What is needed: Looking at the listing, state how many of its lines contain the string "eaux". Write only the number.

Dataset records:
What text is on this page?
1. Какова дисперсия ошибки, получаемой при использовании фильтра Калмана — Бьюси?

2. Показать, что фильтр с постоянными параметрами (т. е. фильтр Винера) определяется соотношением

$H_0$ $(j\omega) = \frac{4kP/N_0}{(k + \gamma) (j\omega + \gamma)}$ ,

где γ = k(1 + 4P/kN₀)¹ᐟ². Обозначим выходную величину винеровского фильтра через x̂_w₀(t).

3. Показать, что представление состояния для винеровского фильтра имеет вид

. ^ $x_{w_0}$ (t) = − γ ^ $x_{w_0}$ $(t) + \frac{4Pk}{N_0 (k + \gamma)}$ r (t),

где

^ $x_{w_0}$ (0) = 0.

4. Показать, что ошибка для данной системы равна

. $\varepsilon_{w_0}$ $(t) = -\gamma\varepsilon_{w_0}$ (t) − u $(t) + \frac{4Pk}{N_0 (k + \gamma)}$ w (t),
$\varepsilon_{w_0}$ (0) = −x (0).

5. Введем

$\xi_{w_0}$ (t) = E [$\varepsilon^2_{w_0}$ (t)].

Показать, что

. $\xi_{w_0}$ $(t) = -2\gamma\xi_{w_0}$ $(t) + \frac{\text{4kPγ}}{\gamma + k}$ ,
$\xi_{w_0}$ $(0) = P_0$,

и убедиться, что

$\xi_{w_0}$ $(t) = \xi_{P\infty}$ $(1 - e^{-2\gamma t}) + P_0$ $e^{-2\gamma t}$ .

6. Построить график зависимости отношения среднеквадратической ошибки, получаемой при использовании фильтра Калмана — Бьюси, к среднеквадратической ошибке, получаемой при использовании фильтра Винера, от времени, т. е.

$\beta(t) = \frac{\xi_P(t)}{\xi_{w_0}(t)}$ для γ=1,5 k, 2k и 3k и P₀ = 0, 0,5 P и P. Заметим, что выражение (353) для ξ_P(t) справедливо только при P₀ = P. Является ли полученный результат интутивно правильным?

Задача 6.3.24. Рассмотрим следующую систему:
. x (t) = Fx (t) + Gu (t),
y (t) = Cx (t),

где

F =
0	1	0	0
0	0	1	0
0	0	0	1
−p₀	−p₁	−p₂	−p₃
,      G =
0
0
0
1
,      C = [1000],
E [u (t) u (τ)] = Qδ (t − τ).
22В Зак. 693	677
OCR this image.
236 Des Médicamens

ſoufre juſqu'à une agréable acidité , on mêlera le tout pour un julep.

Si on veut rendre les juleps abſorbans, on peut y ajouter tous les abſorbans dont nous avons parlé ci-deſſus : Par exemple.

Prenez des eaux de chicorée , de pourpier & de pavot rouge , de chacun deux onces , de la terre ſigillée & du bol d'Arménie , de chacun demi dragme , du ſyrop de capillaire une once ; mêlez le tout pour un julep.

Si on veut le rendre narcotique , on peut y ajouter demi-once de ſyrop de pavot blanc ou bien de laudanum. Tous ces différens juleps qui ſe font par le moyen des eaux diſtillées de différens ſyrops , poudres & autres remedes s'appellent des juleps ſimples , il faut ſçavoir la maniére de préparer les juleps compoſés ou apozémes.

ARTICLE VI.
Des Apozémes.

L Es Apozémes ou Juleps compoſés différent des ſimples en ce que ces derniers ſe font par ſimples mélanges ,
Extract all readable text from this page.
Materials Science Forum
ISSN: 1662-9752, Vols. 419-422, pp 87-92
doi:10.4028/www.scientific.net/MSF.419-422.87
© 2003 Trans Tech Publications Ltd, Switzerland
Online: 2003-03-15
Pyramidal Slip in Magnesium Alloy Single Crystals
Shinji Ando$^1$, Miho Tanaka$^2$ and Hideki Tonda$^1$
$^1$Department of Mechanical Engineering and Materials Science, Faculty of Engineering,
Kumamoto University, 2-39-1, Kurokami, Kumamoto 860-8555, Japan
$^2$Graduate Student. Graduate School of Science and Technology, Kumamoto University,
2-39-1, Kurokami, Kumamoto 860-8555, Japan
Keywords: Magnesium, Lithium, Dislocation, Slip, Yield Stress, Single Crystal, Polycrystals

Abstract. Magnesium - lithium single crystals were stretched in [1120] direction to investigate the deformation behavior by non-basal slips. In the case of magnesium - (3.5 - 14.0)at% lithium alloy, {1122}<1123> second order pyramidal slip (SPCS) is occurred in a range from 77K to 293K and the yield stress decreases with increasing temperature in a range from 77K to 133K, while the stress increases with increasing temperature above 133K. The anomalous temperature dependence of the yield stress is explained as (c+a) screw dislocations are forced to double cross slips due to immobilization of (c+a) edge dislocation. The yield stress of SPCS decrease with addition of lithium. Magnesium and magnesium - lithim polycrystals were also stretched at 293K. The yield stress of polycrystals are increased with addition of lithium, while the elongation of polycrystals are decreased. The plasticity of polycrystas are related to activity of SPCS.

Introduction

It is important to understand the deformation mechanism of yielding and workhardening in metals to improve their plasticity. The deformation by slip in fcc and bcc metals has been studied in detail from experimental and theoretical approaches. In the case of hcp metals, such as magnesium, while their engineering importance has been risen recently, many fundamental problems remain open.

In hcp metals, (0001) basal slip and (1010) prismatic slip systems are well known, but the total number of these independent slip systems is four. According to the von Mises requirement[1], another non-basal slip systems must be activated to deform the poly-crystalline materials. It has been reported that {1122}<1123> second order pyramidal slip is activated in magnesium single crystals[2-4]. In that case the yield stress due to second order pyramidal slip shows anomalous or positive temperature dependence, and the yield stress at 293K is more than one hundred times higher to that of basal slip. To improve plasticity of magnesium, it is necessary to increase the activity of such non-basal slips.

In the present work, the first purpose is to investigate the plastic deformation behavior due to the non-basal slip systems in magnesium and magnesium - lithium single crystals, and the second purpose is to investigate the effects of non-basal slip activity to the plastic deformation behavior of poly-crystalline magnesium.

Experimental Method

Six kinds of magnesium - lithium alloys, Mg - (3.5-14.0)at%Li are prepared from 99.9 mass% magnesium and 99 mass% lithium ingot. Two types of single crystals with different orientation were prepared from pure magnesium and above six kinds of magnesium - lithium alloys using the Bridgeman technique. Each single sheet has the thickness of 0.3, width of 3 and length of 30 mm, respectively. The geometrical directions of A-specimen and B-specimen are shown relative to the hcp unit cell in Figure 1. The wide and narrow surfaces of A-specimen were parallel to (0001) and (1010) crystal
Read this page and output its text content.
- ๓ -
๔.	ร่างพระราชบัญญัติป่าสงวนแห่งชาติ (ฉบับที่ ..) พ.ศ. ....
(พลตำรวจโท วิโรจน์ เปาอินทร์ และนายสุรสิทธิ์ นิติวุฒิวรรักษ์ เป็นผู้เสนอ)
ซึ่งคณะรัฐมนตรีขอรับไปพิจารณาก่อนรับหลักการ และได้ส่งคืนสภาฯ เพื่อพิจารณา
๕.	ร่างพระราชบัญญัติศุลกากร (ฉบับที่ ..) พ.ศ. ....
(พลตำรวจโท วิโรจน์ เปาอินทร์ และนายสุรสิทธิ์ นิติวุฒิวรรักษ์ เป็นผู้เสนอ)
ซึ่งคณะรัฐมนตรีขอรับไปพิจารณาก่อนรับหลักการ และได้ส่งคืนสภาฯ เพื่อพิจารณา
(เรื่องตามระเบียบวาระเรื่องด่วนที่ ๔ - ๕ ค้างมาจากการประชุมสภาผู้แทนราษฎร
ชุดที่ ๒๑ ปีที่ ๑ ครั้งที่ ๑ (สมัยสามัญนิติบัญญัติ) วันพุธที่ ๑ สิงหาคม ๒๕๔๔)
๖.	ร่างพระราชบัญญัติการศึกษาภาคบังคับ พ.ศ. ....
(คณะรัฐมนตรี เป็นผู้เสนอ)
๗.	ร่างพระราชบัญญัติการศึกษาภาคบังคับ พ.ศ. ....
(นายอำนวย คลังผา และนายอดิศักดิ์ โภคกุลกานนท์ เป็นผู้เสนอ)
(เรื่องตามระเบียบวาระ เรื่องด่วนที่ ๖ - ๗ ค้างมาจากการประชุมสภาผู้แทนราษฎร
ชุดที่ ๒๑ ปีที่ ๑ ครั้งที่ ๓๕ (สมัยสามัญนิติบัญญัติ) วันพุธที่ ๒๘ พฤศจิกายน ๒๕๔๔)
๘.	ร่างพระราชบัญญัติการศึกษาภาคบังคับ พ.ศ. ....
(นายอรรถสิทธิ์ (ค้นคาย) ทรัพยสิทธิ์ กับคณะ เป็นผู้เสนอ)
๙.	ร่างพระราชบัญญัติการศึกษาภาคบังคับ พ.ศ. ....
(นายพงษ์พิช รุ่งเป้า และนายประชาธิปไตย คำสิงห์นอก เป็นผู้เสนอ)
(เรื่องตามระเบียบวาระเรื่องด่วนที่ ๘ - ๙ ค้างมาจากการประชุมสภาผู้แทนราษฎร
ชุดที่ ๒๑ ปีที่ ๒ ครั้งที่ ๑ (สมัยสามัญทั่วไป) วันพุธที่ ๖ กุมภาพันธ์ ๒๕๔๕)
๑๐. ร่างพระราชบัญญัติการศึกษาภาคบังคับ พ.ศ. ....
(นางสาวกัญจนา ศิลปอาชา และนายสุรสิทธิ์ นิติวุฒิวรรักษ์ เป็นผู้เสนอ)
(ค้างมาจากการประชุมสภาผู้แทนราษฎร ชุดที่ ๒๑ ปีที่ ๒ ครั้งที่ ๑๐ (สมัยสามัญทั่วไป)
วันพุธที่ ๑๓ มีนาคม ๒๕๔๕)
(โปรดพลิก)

Task output: 2